=== Listed entries ===
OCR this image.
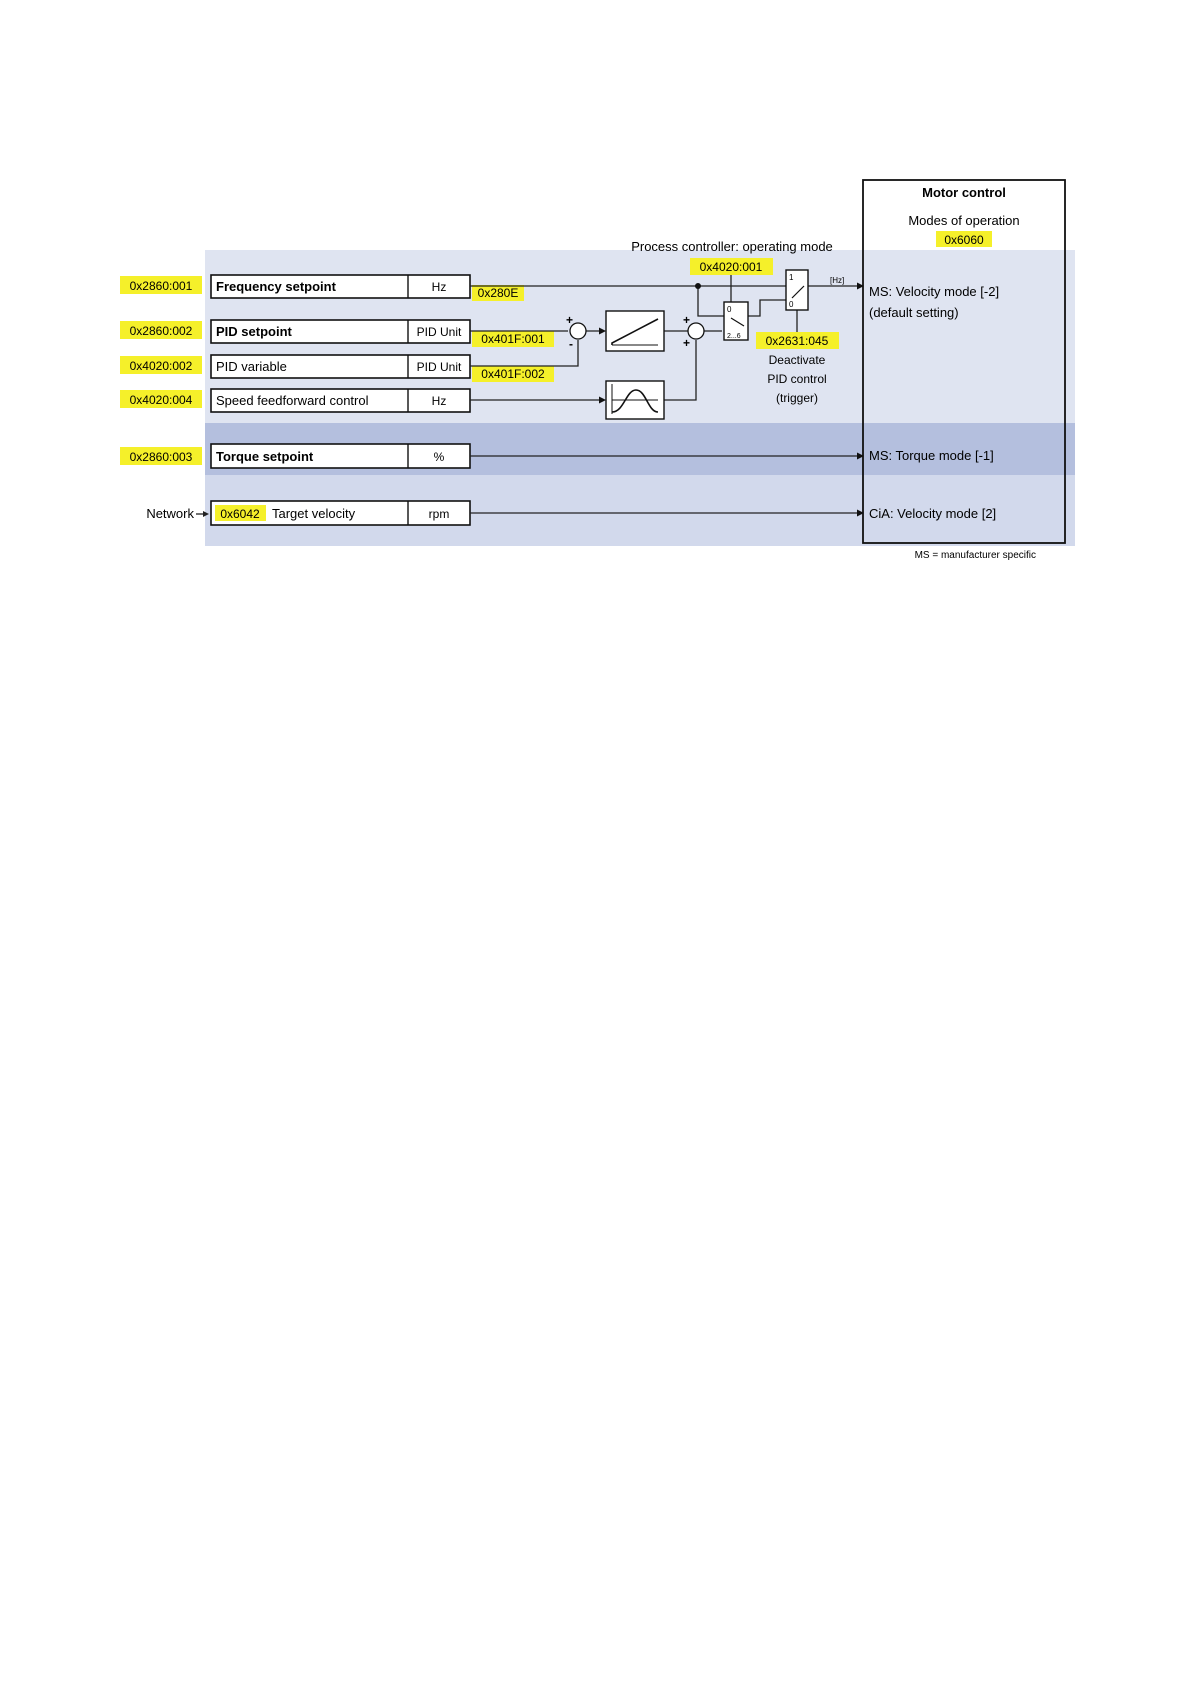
Motor control
Modes of operation
0x6060
Process controller: operating mode
0x4020:001
0x2860:001
0x2860:002
0x4020:002
0x4020:004
0x2860:003
Network
Frequency setpoint	Hz
PID setpoint	PID Unit
PID variable	PID Unit
Speed feedforward control	Hz
Torque setpoint	%
0x6042 Target velocity	rpm
0x280E
0x401F:001
0x401F:002
+
-
+
+
0
2...6
1
0
[Hz]
0x2631:045
Deactivate
PID control
(trigger)
MS: Velocity mode [-2]
(default setting)
MS: Torque mode [-1]
CiA: Velocity mode [2]
MS = manufacturer specific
===
What is needed: The required answer is a single number: the count of lines in the entries that hold the string "setpoint".

Output for this task: 3